Task objective
Which lines hold the word "subtitle"? Copy each of them from the material.

_ _ _ _ _ _ _

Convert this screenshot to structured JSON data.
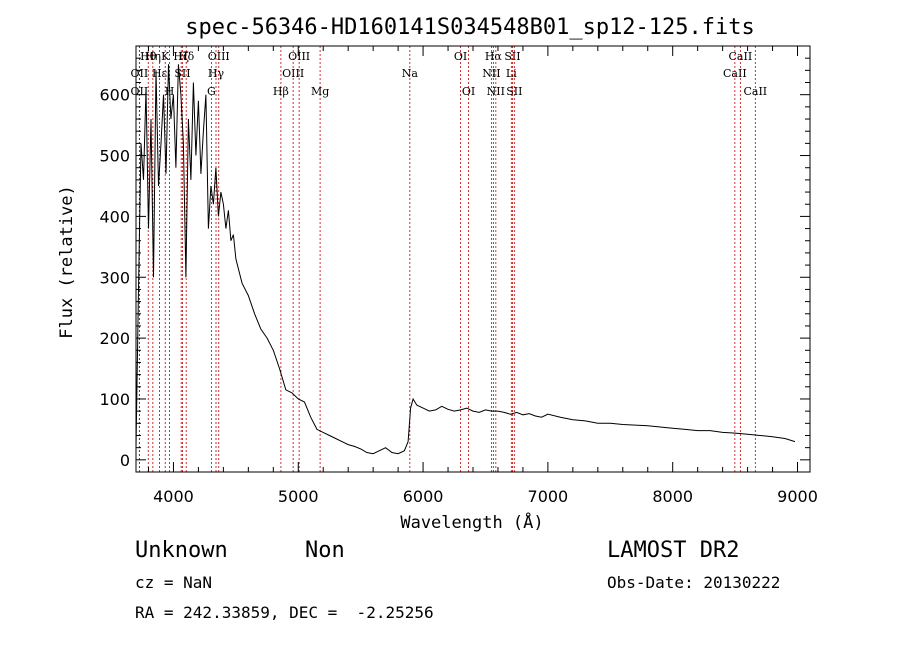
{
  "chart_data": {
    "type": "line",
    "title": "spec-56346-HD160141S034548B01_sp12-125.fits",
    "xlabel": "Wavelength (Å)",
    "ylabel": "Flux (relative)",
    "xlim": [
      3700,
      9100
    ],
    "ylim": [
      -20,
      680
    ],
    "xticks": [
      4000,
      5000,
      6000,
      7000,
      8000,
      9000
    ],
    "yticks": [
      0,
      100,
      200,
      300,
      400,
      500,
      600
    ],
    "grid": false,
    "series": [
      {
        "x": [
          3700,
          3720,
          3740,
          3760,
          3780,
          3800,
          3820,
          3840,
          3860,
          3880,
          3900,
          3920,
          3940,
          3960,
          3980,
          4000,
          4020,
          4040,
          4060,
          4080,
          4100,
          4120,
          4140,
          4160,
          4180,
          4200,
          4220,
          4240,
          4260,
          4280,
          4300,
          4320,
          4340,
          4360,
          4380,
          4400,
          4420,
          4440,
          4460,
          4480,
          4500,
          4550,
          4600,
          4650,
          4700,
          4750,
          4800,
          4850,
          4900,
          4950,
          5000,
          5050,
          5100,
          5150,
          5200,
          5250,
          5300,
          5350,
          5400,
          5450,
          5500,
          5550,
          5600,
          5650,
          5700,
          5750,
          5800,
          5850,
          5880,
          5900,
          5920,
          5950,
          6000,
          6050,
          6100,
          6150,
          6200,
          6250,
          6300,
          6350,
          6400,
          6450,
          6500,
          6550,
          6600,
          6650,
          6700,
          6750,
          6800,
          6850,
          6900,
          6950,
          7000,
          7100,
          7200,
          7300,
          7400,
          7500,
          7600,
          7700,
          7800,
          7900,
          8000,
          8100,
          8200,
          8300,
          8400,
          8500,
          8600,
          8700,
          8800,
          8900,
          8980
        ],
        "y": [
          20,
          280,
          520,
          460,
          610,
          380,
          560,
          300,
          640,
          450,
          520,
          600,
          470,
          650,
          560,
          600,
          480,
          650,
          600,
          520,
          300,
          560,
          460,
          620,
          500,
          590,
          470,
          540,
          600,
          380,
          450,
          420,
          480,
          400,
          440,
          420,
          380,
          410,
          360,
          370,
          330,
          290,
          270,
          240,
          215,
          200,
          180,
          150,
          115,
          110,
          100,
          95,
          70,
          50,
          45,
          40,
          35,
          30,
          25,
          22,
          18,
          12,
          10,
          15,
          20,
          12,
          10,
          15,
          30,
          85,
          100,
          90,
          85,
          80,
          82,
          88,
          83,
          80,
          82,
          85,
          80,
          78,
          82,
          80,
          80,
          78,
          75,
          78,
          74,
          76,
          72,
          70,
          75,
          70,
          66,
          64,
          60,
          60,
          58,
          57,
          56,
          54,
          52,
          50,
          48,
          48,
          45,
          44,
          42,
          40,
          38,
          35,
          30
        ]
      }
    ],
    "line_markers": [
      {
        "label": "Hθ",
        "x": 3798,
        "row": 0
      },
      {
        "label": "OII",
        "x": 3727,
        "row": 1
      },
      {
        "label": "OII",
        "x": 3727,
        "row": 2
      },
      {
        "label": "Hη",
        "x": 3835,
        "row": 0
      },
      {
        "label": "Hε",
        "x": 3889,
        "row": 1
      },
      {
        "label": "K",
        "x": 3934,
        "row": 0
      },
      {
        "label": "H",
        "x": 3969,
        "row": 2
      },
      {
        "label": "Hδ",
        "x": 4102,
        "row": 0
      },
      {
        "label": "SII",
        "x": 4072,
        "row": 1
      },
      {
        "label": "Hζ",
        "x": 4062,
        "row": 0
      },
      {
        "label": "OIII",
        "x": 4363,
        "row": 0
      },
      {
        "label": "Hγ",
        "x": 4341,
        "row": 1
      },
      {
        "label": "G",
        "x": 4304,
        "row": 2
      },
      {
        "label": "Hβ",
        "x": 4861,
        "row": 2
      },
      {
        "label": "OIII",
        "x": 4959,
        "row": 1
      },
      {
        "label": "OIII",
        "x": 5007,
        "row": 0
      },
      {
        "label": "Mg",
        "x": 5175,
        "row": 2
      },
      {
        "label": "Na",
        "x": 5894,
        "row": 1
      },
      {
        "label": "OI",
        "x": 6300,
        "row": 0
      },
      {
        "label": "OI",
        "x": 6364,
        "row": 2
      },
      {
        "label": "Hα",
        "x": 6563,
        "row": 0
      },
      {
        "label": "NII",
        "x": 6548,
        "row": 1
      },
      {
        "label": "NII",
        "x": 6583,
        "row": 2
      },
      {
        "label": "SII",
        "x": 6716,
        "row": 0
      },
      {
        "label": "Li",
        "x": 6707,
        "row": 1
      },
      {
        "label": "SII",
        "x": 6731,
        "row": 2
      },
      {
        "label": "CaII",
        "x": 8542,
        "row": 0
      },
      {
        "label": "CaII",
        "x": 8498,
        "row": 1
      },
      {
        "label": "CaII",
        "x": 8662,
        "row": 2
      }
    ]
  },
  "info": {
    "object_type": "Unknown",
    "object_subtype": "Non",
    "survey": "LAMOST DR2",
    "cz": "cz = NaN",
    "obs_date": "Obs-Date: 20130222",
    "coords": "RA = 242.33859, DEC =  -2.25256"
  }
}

_ _ _ _ _ _ _

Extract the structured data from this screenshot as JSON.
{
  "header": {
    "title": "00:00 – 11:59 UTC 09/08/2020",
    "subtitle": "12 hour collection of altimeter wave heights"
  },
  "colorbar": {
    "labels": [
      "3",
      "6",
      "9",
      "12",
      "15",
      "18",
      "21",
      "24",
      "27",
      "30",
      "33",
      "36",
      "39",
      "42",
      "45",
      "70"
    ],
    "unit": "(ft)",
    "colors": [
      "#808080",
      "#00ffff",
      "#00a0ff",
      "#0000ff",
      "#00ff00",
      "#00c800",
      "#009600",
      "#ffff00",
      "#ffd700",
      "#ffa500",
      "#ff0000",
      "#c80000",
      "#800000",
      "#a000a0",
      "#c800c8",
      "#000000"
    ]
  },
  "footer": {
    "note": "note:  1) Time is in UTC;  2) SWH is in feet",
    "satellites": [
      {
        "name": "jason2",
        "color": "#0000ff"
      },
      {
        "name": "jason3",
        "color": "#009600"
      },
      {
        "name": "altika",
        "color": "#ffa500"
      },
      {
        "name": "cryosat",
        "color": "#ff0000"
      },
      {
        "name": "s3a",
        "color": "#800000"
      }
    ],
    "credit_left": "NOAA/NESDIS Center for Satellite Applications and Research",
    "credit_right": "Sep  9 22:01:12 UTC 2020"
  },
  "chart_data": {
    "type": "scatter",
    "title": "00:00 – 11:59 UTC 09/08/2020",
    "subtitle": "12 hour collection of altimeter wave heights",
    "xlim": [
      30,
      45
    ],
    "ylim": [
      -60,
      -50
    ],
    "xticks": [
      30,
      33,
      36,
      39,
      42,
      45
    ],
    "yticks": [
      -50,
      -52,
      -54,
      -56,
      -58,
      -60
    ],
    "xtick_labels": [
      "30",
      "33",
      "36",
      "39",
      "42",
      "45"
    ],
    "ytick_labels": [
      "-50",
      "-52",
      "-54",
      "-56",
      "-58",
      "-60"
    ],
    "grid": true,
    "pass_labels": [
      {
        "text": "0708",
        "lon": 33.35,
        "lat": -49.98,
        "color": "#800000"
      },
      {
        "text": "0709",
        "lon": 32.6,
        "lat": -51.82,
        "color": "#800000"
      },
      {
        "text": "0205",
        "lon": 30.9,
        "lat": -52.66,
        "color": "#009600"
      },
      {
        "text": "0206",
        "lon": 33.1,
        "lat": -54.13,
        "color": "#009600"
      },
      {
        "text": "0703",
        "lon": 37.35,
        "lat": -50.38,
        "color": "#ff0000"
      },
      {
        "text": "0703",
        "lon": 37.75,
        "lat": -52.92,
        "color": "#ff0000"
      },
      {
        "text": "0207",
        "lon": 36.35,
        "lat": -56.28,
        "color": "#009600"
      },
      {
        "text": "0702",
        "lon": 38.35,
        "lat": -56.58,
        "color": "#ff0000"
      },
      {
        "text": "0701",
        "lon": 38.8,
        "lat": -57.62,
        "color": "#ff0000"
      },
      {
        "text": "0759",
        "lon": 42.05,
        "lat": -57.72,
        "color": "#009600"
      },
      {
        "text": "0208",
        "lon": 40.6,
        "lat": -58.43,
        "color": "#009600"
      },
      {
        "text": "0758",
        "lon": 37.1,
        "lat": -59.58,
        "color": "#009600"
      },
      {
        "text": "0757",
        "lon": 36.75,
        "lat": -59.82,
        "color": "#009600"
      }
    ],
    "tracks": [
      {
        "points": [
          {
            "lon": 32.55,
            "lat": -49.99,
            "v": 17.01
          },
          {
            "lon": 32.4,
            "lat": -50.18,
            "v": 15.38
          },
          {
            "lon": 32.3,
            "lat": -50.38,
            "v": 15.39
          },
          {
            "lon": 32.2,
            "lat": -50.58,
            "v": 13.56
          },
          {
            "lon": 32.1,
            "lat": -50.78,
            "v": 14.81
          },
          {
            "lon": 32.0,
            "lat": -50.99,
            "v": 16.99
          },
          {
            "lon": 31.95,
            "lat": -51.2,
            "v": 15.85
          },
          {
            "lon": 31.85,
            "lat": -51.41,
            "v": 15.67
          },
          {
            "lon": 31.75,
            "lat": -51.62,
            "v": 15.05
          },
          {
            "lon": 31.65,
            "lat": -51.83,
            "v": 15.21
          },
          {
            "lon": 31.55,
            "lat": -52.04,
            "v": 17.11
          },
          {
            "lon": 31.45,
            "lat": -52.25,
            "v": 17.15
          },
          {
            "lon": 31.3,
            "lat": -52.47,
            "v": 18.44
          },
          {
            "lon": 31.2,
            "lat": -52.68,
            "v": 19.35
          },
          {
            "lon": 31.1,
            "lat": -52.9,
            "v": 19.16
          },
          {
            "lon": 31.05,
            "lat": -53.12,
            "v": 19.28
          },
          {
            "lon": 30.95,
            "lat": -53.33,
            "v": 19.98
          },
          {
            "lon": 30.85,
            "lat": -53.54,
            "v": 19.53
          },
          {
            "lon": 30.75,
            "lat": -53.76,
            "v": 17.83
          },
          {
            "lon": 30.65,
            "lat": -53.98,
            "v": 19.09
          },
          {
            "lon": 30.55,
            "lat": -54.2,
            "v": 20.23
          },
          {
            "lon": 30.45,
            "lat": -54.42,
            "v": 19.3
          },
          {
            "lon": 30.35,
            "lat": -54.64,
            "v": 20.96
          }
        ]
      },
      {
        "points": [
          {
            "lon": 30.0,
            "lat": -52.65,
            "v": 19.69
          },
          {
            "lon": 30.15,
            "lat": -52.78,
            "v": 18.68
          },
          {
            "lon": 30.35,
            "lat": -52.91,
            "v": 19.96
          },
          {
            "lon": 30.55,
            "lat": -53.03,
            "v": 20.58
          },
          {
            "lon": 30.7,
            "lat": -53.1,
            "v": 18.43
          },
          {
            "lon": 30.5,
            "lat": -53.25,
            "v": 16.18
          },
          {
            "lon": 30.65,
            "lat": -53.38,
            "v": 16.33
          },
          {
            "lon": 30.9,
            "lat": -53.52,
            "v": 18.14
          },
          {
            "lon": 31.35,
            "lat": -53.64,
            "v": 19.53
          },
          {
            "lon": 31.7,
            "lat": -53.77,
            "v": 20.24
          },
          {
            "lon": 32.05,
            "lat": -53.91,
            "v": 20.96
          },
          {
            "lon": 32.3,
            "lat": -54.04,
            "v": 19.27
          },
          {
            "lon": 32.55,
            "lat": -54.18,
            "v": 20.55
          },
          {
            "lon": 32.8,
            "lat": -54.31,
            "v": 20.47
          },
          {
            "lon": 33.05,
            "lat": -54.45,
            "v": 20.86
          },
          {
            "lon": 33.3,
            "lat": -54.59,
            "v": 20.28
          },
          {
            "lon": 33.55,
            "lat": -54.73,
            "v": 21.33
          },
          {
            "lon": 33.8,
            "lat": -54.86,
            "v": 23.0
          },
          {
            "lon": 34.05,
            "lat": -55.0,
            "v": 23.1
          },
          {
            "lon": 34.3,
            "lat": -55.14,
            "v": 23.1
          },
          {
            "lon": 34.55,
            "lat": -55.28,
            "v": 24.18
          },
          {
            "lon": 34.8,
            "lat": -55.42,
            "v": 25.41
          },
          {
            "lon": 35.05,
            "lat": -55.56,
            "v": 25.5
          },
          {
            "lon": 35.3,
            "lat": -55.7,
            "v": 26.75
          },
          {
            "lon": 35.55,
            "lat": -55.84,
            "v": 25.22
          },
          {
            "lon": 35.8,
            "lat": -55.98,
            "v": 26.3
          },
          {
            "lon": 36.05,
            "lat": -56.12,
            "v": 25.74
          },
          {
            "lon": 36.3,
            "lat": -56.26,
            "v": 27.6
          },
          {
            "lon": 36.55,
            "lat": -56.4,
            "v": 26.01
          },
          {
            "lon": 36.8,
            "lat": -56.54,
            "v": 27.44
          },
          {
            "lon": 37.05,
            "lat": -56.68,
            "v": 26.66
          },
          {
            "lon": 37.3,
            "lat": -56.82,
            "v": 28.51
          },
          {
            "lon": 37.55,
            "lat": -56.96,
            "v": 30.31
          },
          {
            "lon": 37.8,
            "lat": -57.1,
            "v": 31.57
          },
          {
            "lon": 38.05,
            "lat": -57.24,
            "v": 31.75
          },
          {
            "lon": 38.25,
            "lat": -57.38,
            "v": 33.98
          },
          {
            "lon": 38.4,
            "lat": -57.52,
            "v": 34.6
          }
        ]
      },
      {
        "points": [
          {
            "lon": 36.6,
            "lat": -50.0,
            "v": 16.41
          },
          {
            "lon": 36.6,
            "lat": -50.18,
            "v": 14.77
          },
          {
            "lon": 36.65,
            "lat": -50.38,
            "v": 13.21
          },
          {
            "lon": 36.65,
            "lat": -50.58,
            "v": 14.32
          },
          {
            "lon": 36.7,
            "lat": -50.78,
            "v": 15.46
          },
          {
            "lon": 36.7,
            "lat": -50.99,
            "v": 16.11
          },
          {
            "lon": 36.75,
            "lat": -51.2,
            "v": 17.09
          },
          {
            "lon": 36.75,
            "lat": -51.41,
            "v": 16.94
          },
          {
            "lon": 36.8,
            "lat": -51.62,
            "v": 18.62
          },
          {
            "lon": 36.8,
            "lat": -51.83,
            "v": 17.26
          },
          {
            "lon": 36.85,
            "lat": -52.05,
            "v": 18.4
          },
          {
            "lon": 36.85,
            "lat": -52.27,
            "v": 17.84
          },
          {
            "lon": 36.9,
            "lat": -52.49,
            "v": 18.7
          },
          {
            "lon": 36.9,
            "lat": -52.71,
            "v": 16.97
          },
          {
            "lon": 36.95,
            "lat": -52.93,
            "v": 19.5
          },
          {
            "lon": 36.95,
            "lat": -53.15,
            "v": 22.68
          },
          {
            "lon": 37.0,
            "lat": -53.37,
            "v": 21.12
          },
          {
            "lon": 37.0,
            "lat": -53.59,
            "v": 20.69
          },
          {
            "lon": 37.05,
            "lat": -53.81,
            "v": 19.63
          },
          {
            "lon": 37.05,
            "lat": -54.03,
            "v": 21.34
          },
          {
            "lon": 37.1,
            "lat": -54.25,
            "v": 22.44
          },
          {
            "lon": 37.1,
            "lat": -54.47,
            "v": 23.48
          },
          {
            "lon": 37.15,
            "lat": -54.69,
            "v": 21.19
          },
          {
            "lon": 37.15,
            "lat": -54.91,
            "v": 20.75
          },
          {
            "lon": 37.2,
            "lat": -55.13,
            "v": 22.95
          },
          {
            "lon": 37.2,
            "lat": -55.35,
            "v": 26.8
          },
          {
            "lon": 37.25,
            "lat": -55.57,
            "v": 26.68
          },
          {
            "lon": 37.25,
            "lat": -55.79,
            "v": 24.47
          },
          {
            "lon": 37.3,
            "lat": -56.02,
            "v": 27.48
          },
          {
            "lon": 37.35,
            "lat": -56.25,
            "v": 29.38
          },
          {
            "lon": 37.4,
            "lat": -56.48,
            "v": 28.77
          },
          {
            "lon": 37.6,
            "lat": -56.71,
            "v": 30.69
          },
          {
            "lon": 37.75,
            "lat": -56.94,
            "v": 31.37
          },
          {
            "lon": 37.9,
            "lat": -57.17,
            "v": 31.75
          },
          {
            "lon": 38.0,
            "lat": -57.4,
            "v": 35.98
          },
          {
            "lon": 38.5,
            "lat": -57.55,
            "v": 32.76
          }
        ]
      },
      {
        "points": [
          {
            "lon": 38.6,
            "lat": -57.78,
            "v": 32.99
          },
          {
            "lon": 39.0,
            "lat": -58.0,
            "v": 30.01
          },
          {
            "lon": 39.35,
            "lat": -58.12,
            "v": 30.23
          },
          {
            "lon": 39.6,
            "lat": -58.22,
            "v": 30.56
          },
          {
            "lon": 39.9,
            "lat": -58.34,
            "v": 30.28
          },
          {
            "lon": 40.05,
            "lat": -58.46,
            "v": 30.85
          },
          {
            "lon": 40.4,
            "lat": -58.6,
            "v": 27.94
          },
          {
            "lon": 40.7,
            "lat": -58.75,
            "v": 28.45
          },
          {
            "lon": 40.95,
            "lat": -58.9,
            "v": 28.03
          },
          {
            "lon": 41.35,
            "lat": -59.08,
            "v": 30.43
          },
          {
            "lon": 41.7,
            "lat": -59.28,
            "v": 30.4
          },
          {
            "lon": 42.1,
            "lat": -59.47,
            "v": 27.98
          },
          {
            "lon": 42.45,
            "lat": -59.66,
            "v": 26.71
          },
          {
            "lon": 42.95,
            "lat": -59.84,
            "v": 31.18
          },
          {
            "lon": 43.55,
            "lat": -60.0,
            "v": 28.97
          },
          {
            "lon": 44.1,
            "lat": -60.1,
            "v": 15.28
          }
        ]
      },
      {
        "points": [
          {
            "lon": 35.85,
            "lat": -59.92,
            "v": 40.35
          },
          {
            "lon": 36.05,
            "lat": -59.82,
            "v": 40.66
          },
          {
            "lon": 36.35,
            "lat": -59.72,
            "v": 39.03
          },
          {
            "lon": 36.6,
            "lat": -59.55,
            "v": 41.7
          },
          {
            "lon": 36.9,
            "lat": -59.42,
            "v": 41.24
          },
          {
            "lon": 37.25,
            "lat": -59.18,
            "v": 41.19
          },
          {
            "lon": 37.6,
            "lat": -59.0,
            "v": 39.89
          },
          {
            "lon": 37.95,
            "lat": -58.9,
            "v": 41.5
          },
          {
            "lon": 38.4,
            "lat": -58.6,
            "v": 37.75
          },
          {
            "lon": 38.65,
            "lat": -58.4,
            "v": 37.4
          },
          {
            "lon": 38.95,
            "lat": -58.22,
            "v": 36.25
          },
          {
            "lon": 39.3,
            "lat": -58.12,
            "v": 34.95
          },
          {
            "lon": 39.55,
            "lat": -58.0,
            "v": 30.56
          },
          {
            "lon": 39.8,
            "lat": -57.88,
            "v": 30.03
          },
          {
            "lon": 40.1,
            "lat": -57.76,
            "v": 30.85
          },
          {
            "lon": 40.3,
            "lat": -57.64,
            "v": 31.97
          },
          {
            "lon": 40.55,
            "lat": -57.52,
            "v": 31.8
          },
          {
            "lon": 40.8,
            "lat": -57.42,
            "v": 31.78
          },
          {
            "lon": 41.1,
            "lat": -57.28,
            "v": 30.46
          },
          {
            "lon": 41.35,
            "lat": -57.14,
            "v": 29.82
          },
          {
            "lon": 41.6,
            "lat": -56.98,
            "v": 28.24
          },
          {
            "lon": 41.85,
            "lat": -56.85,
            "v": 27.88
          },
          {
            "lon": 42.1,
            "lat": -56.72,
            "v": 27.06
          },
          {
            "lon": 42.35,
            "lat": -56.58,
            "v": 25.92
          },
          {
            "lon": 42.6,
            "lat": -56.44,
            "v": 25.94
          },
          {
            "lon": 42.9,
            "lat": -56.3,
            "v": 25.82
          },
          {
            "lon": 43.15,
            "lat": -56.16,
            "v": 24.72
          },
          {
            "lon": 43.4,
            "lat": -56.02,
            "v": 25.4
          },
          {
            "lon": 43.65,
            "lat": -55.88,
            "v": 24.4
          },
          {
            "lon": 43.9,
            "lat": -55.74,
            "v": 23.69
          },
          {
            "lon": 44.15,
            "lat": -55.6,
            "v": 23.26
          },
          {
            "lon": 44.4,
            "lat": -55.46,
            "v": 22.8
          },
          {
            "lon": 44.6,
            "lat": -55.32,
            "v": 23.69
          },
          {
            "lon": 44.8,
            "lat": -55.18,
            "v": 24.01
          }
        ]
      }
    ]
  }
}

_ _ _ _ _ _ _

Exercise output
    "subtitle": "12 hour collection of altimeter wave heights"
    "subtitle": "12 hour collection of altimeter wave heights",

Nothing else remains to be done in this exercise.